WRITTEN TASK:
Retype all the entries word for word, but omit the pictures.

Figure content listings
# # # #

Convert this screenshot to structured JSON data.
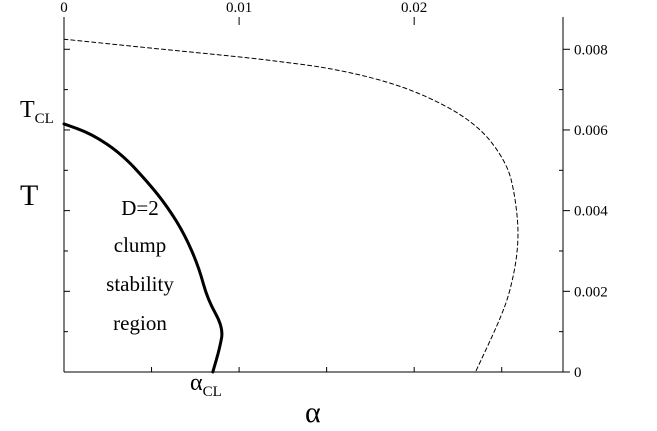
{
  "chart_data": {
    "type": "line",
    "xlabel": "α",
    "ylabel": "T",
    "xlim": [
      0,
      0.0285
    ],
    "ylim": [
      0,
      0.0088
    ],
    "x_ticks": [
      {
        "value": 0,
        "label": "0"
      },
      {
        "value": 0.01,
        "label": "0.01"
      },
      {
        "value": 0.02,
        "label": "0.02"
      }
    ],
    "y_ticks": [
      {
        "value": 0,
        "label": "0"
      },
      {
        "value": 0.002,
        "label": "0.002"
      },
      {
        "value": 0.004,
        "label": "0.004"
      },
      {
        "value": 0.006,
        "label": "0.006"
      },
      {
        "value": 0.008,
        "label": "0.008"
      }
    ],
    "series": [
      {
        "style": "solid-thick",
        "color": "#000000",
        "points": [
          [
            0,
            0.00615
          ],
          [
            0.0016,
            0.0059
          ],
          [
            0.0033,
            0.0054
          ],
          [
            0.0048,
            0.0047
          ],
          [
            0.0059,
            0.0041
          ],
          [
            0.0069,
            0.0034
          ],
          [
            0.0077,
            0.0026
          ],
          [
            0.0082,
            0.0018
          ],
          [
            0.0091,
            0.0011
          ],
          [
            0.0089,
            0.0006
          ],
          [
            0.0085,
            0.0
          ]
        ]
      },
      {
        "style": "dashed-thin",
        "color": "#000000",
        "points": [
          [
            0,
            0.00825
          ],
          [
            0.004,
            0.00807
          ],
          [
            0.008,
            0.0079
          ],
          [
            0.012,
            0.00772
          ],
          [
            0.016,
            0.00748
          ],
          [
            0.02,
            0.007
          ],
          [
            0.0235,
            0.0062
          ],
          [
            0.0253,
            0.0052
          ],
          [
            0.0258,
            0.0043
          ],
          [
            0.026,
            0.0032
          ],
          [
            0.0255,
            0.002
          ],
          [
            0.0248,
            0.0012
          ],
          [
            0.0235,
            0.0
          ]
        ]
      }
    ],
    "annotations": {
      "t_cl_main": "T",
      "t_cl_sub": "CL",
      "alpha_cl_main": "α",
      "alpha_cl_sub": "CL",
      "region_lines": [
        "D=2",
        "clump",
        "stability",
        "region"
      ]
    }
  }
}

# # # #

FINAL RESULT:
Convert this screenshot to structured JSON data.
{
  "chart_data": {
    "type": "line",
    "xlabel": "α",
    "ylabel": "T",
    "xlim": [
      0,
      0.0285
    ],
    "ylim": [
      0,
      0.0088
    ],
    "x_ticks": [
      {
        "value": 0,
        "label": "0"
      },
      {
        "value": 0.01,
        "label": "0.01"
      },
      {
        "value": 0.02,
        "label": "0.02"
      }
    ],
    "y_ticks": [
      {
        "value": 0,
        "label": "0"
      },
      {
        "value": 0.002,
        "label": "0.002"
      },
      {
        "value": 0.004,
        "label": "0.004"
      },
      {
        "value": 0.006,
        "label": "0.006"
      },
      {
        "value": 0.008,
        "label": "0.008"
      }
    ],
    "series": [
      {
        "style": "solid-thick",
        "color": "#000000",
        "points": [
          [
            0,
            0.00615
          ],
          [
            0.0016,
            0.0059
          ],
          [
            0.0033,
            0.0054
          ],
          [
            0.0048,
            0.0047
          ],
          [
            0.0059,
            0.0041
          ],
          [
            0.0069,
            0.0034
          ],
          [
            0.0077,
            0.0026
          ],
          [
            0.0082,
            0.0018
          ],
          [
            0.0091,
            0.0011
          ],
          [
            0.0089,
            0.0006
          ],
          [
            0.0085,
            0.0
          ]
        ]
      },
      {
        "style": "dashed-thin",
        "color": "#000000",
        "points": [
          [
            0,
            0.00825
          ],
          [
            0.004,
            0.00807
          ],
          [
            0.008,
            0.0079
          ],
          [
            0.012,
            0.00772
          ],
          [
            0.016,
            0.00748
          ],
          [
            0.02,
            0.007
          ],
          [
            0.0235,
            0.0062
          ],
          [
            0.0253,
            0.0052
          ],
          [
            0.0258,
            0.0043
          ],
          [
            0.026,
            0.0032
          ],
          [
            0.0255,
            0.002
          ],
          [
            0.0248,
            0.0012
          ],
          [
            0.0235,
            0.0
          ]
        ]
      }
    ],
    "annotations": {
      "t_cl_main": "T",
      "t_cl_sub": "CL",
      "alpha_cl_main": "α",
      "alpha_cl_sub": "CL",
      "region_lines": [
        "D=2",
        "clump",
        "stability",
        "region"
      ]
    }
  }
}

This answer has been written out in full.